§ Exercise goal: Output the full listing below exactly, without the pictures.

═════ Provided information

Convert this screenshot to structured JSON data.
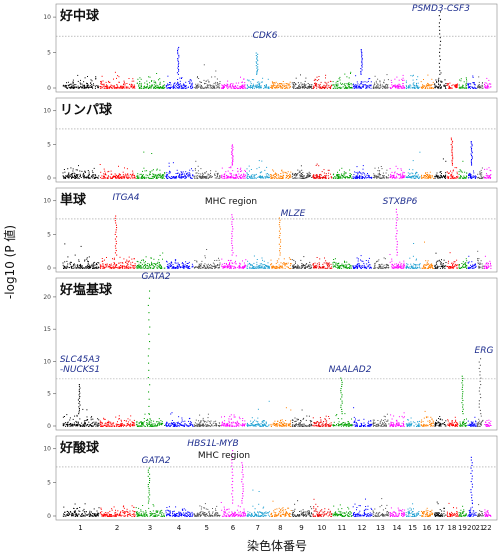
{
  "chart_data": {
    "type": "scatter",
    "subtype": "manhattan",
    "ylabel": "-log10 (P 値)",
    "xlabel": "染色体番号",
    "x_ticks": [
      "1",
      "2",
      "3",
      "4",
      "5",
      "6",
      "7",
      "8",
      "9",
      "10",
      "11",
      "12",
      "13",
      "14",
      "15",
      "16",
      "17",
      "18",
      "19",
      "20",
      "21",
      "22"
    ],
    "chromosomes": [
      {
        "chr": "1",
        "color": "#000000"
      },
      {
        "chr": "2",
        "color": "#ff0000"
      },
      {
        "chr": "3",
        "color": "#00a000"
      },
      {
        "chr": "4",
        "color": "#0000ff"
      },
      {
        "chr": "5",
        "color": "#555555"
      },
      {
        "chr": "6",
        "color": "#ff00ff"
      },
      {
        "chr": "7",
        "color": "#1ea0d2"
      },
      {
        "chr": "8",
        "color": "#ff8000"
      },
      {
        "chr": "9",
        "color": "#333333"
      },
      {
        "chr": "10",
        "color": "#ee0000"
      },
      {
        "chr": "11",
        "color": "#00a000"
      },
      {
        "chr": "12",
        "color": "#0000ff"
      },
      {
        "chr": "13",
        "color": "#555555"
      },
      {
        "chr": "14",
        "color": "#ff00ff"
      },
      {
        "chr": "15",
        "color": "#1ea0d2"
      },
      {
        "chr": "16",
        "color": "#ff8000"
      },
      {
        "chr": "17",
        "color": "#000000"
      },
      {
        "chr": "18",
        "color": "#ff0000"
      },
      {
        "chr": "19",
        "color": "#00a000"
      },
      {
        "chr": "20",
        "color": "#0000ff"
      },
      {
        "chr": "21",
        "color": "#555555"
      },
      {
        "chr": "22",
        "color": "#ff00ff"
      }
    ],
    "panels": [
      {
        "title": "好中球",
        "ylim": [
          0,
          11
        ],
        "yticks": [
          0,
          5,
          10
        ],
        "threshold": 7.3,
        "annotations": [
          {
            "label": "CDK6",
            "chr": "7",
            "italic": true
          },
          {
            "label": "PSMD3-CSF3",
            "chr": "17",
            "italic": true
          }
        ],
        "peaks": [
          {
            "chr": "17",
            "y": 10.8
          },
          {
            "chr": "7",
            "y": 5.0
          },
          {
            "chr": "4",
            "y": 5.8
          },
          {
            "chr": "12",
            "y": 5.5
          }
        ]
      },
      {
        "title": "リンパ球",
        "ylim": [
          0,
          11
        ],
        "yticks": [
          0,
          5,
          10
        ],
        "threshold": 7.3,
        "annotations": [],
        "peaks": [
          {
            "chr": "18",
            "y": 6.0
          },
          {
            "chr": "20",
            "y": 5.5
          },
          {
            "chr": "6",
            "y": 5.0
          }
        ]
      },
      {
        "title": "単球",
        "ylim": [
          0,
          11
        ],
        "yticks": [
          0,
          5,
          10
        ],
        "threshold": 7.3,
        "annotations": [
          {
            "label": "ITGA4",
            "chr": "2",
            "italic": true
          },
          {
            "label": "MHC region",
            "chr": "6",
            "italic": false
          },
          {
            "label": "MLZE",
            "chr": "8",
            "italic": true
          },
          {
            "label": "STXBP6",
            "chr": "14",
            "italic": true
          }
        ],
        "peaks": [
          {
            "chr": "2",
            "y": 7.8
          },
          {
            "chr": "6",
            "y": 8.0
          },
          {
            "chr": "8",
            "y": 7.5
          },
          {
            "chr": "14",
            "y": 8.8
          }
        ]
      },
      {
        "title": "好塩基球",
        "ylim": [
          0,
          22
        ],
        "yticks": [
          0,
          5,
          10,
          15,
          20
        ],
        "threshold": 7.3,
        "annotations": [
          {
            "label": "GATA2",
            "chr": "3",
            "italic": true
          },
          {
            "label": "SLC45A3\n-NUCKS1",
            "chr": "1",
            "italic": true
          },
          {
            "label": "NAALAD2",
            "chr": "11",
            "italic": true
          },
          {
            "label": "ERG",
            "chr": "21",
            "italic": true
          }
        ],
        "peaks": [
          {
            "chr": "3",
            "y": 21.0
          },
          {
            "chr": "1",
            "y": 6.5
          },
          {
            "chr": "11",
            "y": 7.5
          },
          {
            "chr": "21",
            "y": 10.5
          },
          {
            "chr": "19",
            "y": 7.8
          }
        ]
      },
      {
        "title": "好酸球",
        "ylim": [
          0,
          11
        ],
        "yticks": [
          0,
          5,
          10
        ],
        "threshold": 7.3,
        "annotations": [
          {
            "label": "GATA2",
            "chr": "3",
            "italic": true
          },
          {
            "label": "HBS1L-MYB",
            "chr": "6",
            "italic": true
          },
          {
            "label": "MHC region",
            "chr": "6",
            "italic": false
          }
        ],
        "peaks": [
          {
            "chr": "3",
            "y": 7.2
          },
          {
            "chr": "6",
            "y": 9.8
          },
          {
            "chr": "6b",
            "y": 8.0
          },
          {
            "chr": "20",
            "y": 8.8
          }
        ]
      }
    ]
  }
}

══════════

§ Response below:
Convert this screenshot to structured JSON data.
{
  "chart_data": {
    "type": "scatter",
    "subtype": "manhattan",
    "ylabel": "-log10 (P 値)",
    "xlabel": "染色体番号",
    "x_ticks": [
      "1",
      "2",
      "3",
      "4",
      "5",
      "6",
      "7",
      "8",
      "9",
      "10",
      "11",
      "12",
      "13",
      "14",
      "15",
      "16",
      "17",
      "18",
      "19",
      "20",
      "21",
      "22"
    ],
    "chromosomes": [
      {
        "chr": "1",
        "color": "#000000"
      },
      {
        "chr": "2",
        "color": "#ff0000"
      },
      {
        "chr": "3",
        "color": "#00a000"
      },
      {
        "chr": "4",
        "color": "#0000ff"
      },
      {
        "chr": "5",
        "color": "#555555"
      },
      {
        "chr": "6",
        "color": "#ff00ff"
      },
      {
        "chr": "7",
        "color": "#1ea0d2"
      },
      {
        "chr": "8",
        "color": "#ff8000"
      },
      {
        "chr": "9",
        "color": "#333333"
      },
      {
        "chr": "10",
        "color": "#ee0000"
      },
      {
        "chr": "11",
        "color": "#00a000"
      },
      {
        "chr": "12",
        "color": "#0000ff"
      },
      {
        "chr": "13",
        "color": "#555555"
      },
      {
        "chr": "14",
        "color": "#ff00ff"
      },
      {
        "chr": "15",
        "color": "#1ea0d2"
      },
      {
        "chr": "16",
        "color": "#ff8000"
      },
      {
        "chr": "17",
        "color": "#000000"
      },
      {
        "chr": "18",
        "color": "#ff0000"
      },
      {
        "chr": "19",
        "color": "#00a000"
      },
      {
        "chr": "20",
        "color": "#0000ff"
      },
      {
        "chr": "21",
        "color": "#555555"
      },
      {
        "chr": "22",
        "color": "#ff00ff"
      }
    ],
    "panels": [
      {
        "title": "好中球",
        "ylim": [
          0,
          11
        ],
        "yticks": [
          0,
          5,
          10
        ],
        "threshold": 7.3,
        "annotations": [
          {
            "label": "CDK6",
            "chr": "7",
            "italic": true
          },
          {
            "label": "PSMD3-CSF3",
            "chr": "17",
            "italic": true
          }
        ],
        "peaks": [
          {
            "chr": "17",
            "y": 10.8
          },
          {
            "chr": "7",
            "y": 5.0
          },
          {
            "chr": "4",
            "y": 5.8
          },
          {
            "chr": "12",
            "y": 5.5
          }
        ]
      },
      {
        "title": "リンパ球",
        "ylim": [
          0,
          11
        ],
        "yticks": [
          0,
          5,
          10
        ],
        "threshold": 7.3,
        "annotations": [],
        "peaks": [
          {
            "chr": "18",
            "y": 6.0
          },
          {
            "chr": "20",
            "y": 5.5
          },
          {
            "chr": "6",
            "y": 5.0
          }
        ]
      },
      {
        "title": "単球",
        "ylim": [
          0,
          11
        ],
        "yticks": [
          0,
          5,
          10
        ],
        "threshold": 7.3,
        "annotations": [
          {
            "label": "ITGA4",
            "chr": "2",
            "italic": true
          },
          {
            "label": "MHC region",
            "chr": "6",
            "italic": false
          },
          {
            "label": "MLZE",
            "chr": "8",
            "italic": true
          },
          {
            "label": "STXBP6",
            "chr": "14",
            "italic": true
          }
        ],
        "peaks": [
          {
            "chr": "2",
            "y": 7.8
          },
          {
            "chr": "6",
            "y": 8.0
          },
          {
            "chr": "8",
            "y": 7.5
          },
          {
            "chr": "14",
            "y": 8.8
          }
        ]
      },
      {
        "title": "好塩基球",
        "ylim": [
          0,
          22
        ],
        "yticks": [
          0,
          5,
          10,
          15,
          20
        ],
        "threshold": 7.3,
        "annotations": [
          {
            "label": "GATA2",
            "chr": "3",
            "italic": true
          },
          {
            "label": "SLC45A3\n-NUCKS1",
            "chr": "1",
            "italic": true
          },
          {
            "label": "NAALAD2",
            "chr": "11",
            "italic": true
          },
          {
            "label": "ERG",
            "chr": "21",
            "italic": true
          }
        ],
        "peaks": [
          {
            "chr": "3",
            "y": 21.0
          },
          {
            "chr": "1",
            "y": 6.5
          },
          {
            "chr": "11",
            "y": 7.5
          },
          {
            "chr": "21",
            "y": 10.5
          },
          {
            "chr": "19",
            "y": 7.8
          }
        ]
      },
      {
        "title": "好酸球",
        "ylim": [
          0,
          11
        ],
        "yticks": [
          0,
          5,
          10
        ],
        "threshold": 7.3,
        "annotations": [
          {
            "label": "GATA2",
            "chr": "3",
            "italic": true
          },
          {
            "label": "HBS1L-MYB",
            "chr": "6",
            "italic": true
          },
          {
            "label": "MHC region",
            "chr": "6",
            "italic": false
          }
        ],
        "peaks": [
          {
            "chr": "3",
            "y": 7.2
          },
          {
            "chr": "6",
            "y": 9.8
          },
          {
            "chr": "6b",
            "y": 8.0
          },
          {
            "chr": "20",
            "y": 8.8
          }
        ]
      }
    ]
  }
}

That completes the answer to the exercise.